##### Excerpted data

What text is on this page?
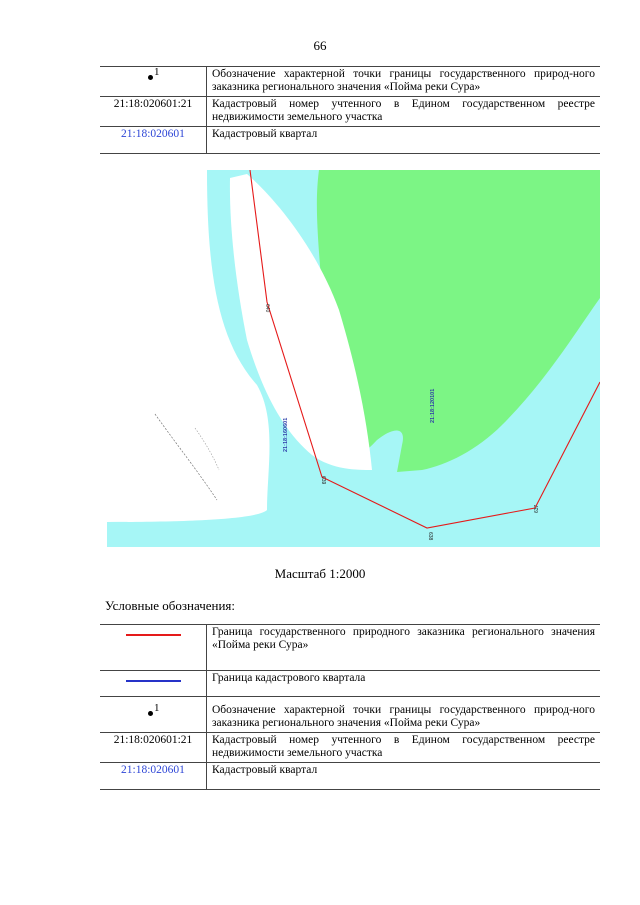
66
1	Обозначение характерной точки границы государственного природ-ного заказника регионального значения «Пойма реки Сура»
21:18:020601:21	Кадастровый номер учтенного в Едином государственном реестре недвижимости земельного участка
21:18:020601	Кадастровый квартал
640
639
638
637
21:18:160601
21:18:120101
Масштаб 1:2000
Условные обозначения:
	Граница государственного природного заказника регионального значения «Пойма реки Сура»

	Граница кадастрового квартала

1	Обозначение характерной точки границы государственного природ-ного заказника регионального значения «Пойма реки Сура»
21:18:020601:21	Кадастровый номер учтенного в Едином государственном реестре недвижимости земельного участка
21:18:020601	Кадастровый квартал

##########

Problem to work on -
Reproduce the records, all of them, word for word; omit the pictures.

Complete answer -
What text is on this page?
66
1	Обозначение характерной точки границы государственного природ-ного заказника регионального значения «Пойма реки Сура»
21:18:020601:21	Кадастровый номер учтенного в Едином государственном реестре недвижимости земельного участка
21:18:020601	Кадастровый квартал
640
639
638
637
21:18:160601
21:18:120101
Масштаб 1:2000
Условные обозначения:
	Граница государственного природного заказника регионального значения «Пойма реки Сура»

	Граница кадастрового квартала

1	Обозначение характерной точки границы государственного природ-ного заказника регионального значения «Пойма реки Сура»
21:18:020601:21	Кадастровый номер учтенного в Едином государственном реестре недвижимости земельного участка
21:18:020601	Кадастровый квартал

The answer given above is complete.